EXERCISE OBJECTIVE :: Every line below is to be quoted exactly, with nothing added or dropped.

Records about charts and figures ::
↓
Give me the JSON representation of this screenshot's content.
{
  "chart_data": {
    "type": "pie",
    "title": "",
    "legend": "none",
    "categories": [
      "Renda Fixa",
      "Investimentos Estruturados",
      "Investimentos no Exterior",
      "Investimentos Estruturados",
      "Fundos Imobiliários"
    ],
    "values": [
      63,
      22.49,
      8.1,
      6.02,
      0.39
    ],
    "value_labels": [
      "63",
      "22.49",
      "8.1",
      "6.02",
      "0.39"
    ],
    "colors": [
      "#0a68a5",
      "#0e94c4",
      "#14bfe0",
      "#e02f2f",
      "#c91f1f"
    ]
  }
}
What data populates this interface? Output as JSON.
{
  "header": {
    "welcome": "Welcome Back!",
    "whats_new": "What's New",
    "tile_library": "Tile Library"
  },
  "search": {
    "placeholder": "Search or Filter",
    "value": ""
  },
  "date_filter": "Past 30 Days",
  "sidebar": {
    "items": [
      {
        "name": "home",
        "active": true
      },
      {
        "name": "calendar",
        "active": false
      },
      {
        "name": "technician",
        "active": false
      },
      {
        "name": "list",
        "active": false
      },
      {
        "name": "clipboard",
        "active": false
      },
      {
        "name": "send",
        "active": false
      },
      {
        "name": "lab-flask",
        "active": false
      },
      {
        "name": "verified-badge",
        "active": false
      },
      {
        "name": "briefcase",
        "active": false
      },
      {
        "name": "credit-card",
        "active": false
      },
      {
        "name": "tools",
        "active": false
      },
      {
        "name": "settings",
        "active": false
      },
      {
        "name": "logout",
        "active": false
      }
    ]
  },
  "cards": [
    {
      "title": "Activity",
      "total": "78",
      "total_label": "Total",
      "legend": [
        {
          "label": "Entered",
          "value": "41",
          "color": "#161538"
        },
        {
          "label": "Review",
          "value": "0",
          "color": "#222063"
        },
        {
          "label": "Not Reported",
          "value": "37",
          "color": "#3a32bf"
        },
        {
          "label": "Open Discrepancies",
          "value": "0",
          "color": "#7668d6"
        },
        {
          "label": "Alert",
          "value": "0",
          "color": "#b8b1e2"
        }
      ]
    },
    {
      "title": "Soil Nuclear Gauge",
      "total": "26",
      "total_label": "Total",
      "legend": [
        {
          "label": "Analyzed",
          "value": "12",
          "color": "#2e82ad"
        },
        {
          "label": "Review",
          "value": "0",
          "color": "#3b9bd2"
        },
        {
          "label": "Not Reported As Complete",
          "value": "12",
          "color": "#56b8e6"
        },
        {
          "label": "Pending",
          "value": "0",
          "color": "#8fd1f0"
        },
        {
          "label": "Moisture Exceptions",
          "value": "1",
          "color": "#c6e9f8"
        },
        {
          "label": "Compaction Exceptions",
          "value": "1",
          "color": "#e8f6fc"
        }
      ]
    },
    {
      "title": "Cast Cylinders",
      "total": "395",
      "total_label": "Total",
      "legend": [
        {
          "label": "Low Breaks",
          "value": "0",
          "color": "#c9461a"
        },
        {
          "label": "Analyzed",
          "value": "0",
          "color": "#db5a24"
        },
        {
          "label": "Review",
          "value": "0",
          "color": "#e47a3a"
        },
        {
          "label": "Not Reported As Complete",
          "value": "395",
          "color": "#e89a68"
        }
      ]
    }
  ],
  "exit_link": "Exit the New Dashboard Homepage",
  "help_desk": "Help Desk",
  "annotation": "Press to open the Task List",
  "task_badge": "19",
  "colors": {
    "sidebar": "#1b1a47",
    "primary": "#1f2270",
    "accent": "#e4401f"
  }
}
↑
RESULT OF THE EXERCISE ::
Give me the JSON representation of this screenshot's content.
{
  "chart_data": {
    "type": "pie",
    "title": "",
    "legend": "none",
    "categories": [
      "Renda Fixa",
      "Investimentos Estruturados",
      "Investimentos no Exterior",
      "Investimentos Estruturados",
      "Fundos Imobiliários"
    ],
    "values": [
      63,
      22.49,
      8.1,
      6.02,
      0.39
    ],
    "value_labels": [
      "63",
      "22.49",
      "8.1",
      "6.02",
      "0.39"
    ],
    "colors": [
      "#0a68a5",
      "#0e94c4",
      "#14bfe0",
      "#e02f2f",
      "#c91f1f"
    ]
  }
}
What data populates this interface? Output as JSON.
{
  "header": {
    "welcome": "Welcome Back!",
    "whats_new": "What's New",
    "tile_library": "Tile Library"
  },
  "search": {
    "placeholder": "Search or Filter",
    "value": ""
  },
  "date_filter": "Past 30 Days",
  "sidebar": {
    "items": [
      {
        "name": "home",
        "active": true
      },
      {
        "name": "calendar",
        "active": false
      },
      {
        "name": "technician",
        "active": false
      },
      {
        "name": "list",
        "active": false
      },
      {
        "name": "clipboard",
        "active": false
      },
      {
        "name": "send",
        "active": false
      },
      {
        "name": "lab-flask",
        "active": false
      },
      {
        "name": "verified-badge",
        "active": false
      },
      {
        "name": "briefcase",
        "active": false
      },
      {
        "name": "credit-card",
        "active": false
      },
      {
        "name": "tools",
        "active": false
      },
      {
        "name": "settings",
        "active": false
      },
      {
        "name": "logout",
        "active": false
      }
    ]
  },
  "cards": [
    {
      "title": "Activity",
      "total": "78",
      "total_label": "Total",
      "legend": [
        {
          "label": "Entered",
          "value": "41",
          "color": "#161538"
        },
        {
          "label": "Review",
          "value": "0",
          "color": "#222063"
        },
        {
          "label": "Not Reported",
          "value": "37",
          "color": "#3a32bf"
        },
        {
          "label": "Open Discrepancies",
          "value": "0",
          "color": "#7668d6"
        },
        {
          "label": "Alert",
          "value": "0",
          "color": "#b8b1e2"
        }
      ]
    },
    {
      "title": "Soil Nuclear Gauge",
      "total": "26",
      "total_label": "Total",
      "legend": [
        {
          "label": "Analyzed",
          "value": "12",
          "color": "#2e82ad"
        },
        {
          "label": "Review",
          "value": "0",
          "color": "#3b9bd2"
        },
        {
          "label": "Not Reported As Complete",
          "value": "12",
          "color": "#56b8e6"
        },
        {
          "label": "Pending",
          "value": "0",
          "color": "#8fd1f0"
        },
        {
          "label": "Moisture Exceptions",
          "value": "1",
          "color": "#c6e9f8"
        },
        {
          "label": "Compaction Exceptions",
          "value": "1",
          "color": "#e8f6fc"
        }
      ]
    },
    {
      "title": "Cast Cylinders",
      "total": "395",
      "total_label": "Total",
      "legend": [
        {
          "label": "Low Breaks",
          "value": "0",
          "color": "#c9461a"
        },
        {
          "label": "Analyzed",
          "value": "0",
          "color": "#db5a24"
        },
        {
          "label": "Review",
          "value": "0",
          "color": "#e47a3a"
        },
        {
          "label": "Not Reported As Complete",
          "value": "395",
          "color": "#e89a68"
        }
      ]
    }
  ],
  "exit_link": "Exit the New Dashboard Homepage",
  "help_desk": "Help Desk",
  "annotation": "Press to open the Task List",
  "task_badge": "19",
  "colors": {
    "sidebar": "#1b1a47",
    "primary": "#1f2270",
    "accent": "#e4401f"
  }
}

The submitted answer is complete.